[Data rows]
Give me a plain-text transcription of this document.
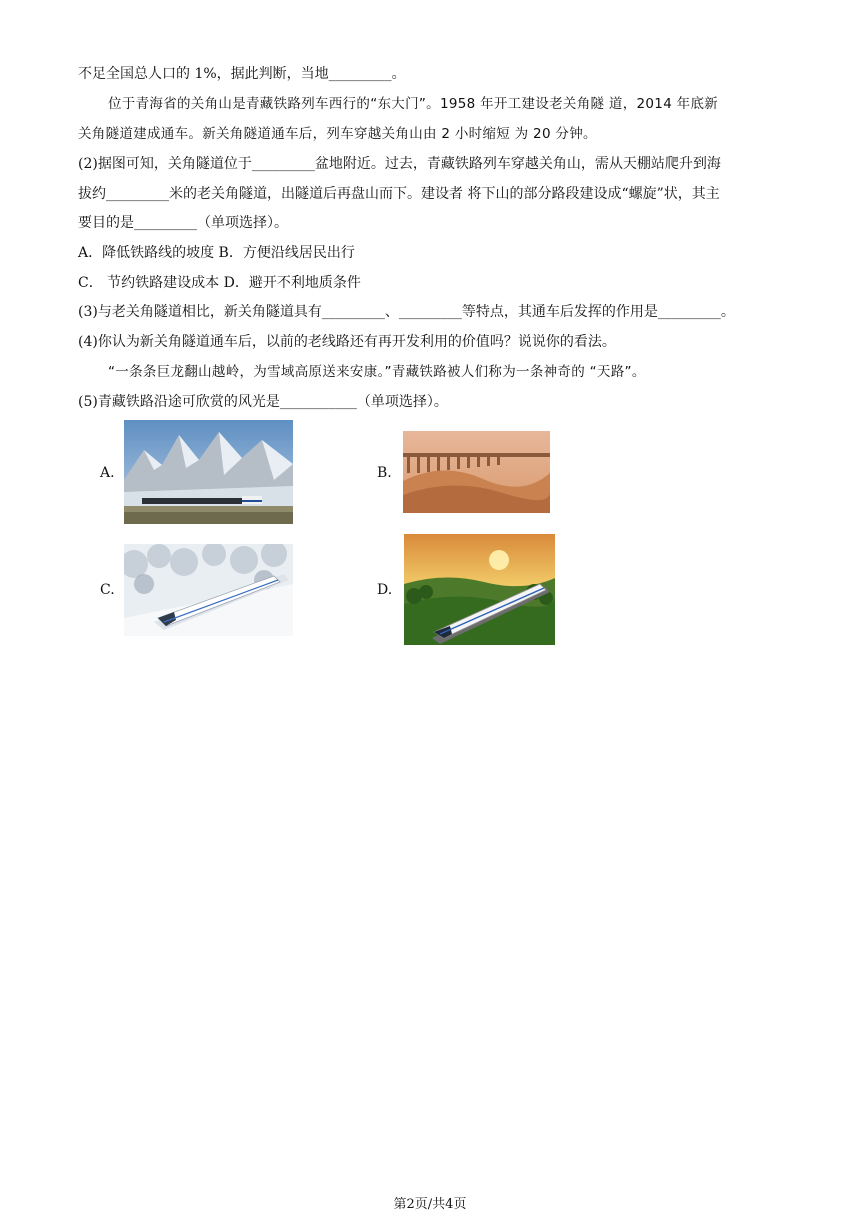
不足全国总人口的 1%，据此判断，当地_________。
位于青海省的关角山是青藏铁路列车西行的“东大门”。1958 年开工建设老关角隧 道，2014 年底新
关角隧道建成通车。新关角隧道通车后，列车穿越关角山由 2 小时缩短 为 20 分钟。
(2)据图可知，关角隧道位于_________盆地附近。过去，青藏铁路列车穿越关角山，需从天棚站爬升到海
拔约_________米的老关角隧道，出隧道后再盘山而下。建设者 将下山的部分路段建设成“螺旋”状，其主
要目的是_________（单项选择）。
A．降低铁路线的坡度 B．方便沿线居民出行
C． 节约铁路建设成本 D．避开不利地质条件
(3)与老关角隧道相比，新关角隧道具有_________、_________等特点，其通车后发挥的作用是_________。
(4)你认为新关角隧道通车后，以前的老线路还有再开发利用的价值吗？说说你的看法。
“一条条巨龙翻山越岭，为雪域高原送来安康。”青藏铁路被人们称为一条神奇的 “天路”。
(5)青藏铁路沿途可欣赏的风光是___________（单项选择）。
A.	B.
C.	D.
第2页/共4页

[Short exercise]
In this exercise, set down all of the data exactly, without the pictures.

[Response to this task]
Give me a plain-text transcription of this document.
不足全国总人口的 1%，据此判断，当地_________。
位于青海省的关角山是青藏铁路列车西行的“东大门”。1958 年开工建设老关角隧 道，2014 年底新
关角隧道建成通车。新关角隧道通车后，列车穿越关角山由 2 小时缩短 为 20 分钟。
(2)据图可知，关角隧道位于_________盆地附近。过去，青藏铁路列车穿越关角山，需从天棚站爬升到海
拔约_________米的老关角隧道，出隧道后再盘山而下。建设者 将下山的部分路段建设成“螺旋”状，其主
要目的是_________（单项选择）。
A．降低铁路线的坡度 B．方便沿线居民出行
C． 节约铁路建设成本 D．避开不利地质条件
(3)与老关角隧道相比，新关角隧道具有_________、_________等特点，其通车后发挥的作用是_________。
(4)你认为新关角隧道通车后，以前的老线路还有再开发利用的价值吗？说说你的看法。
“一条条巨龙翻山越岭，为雪域高原送来安康。”青藏铁路被人们称为一条神奇的 “天路”。
(5)青藏铁路沿途可欣赏的风光是___________（单项选择）。
A.	B.
C.	D.
第2页/共4页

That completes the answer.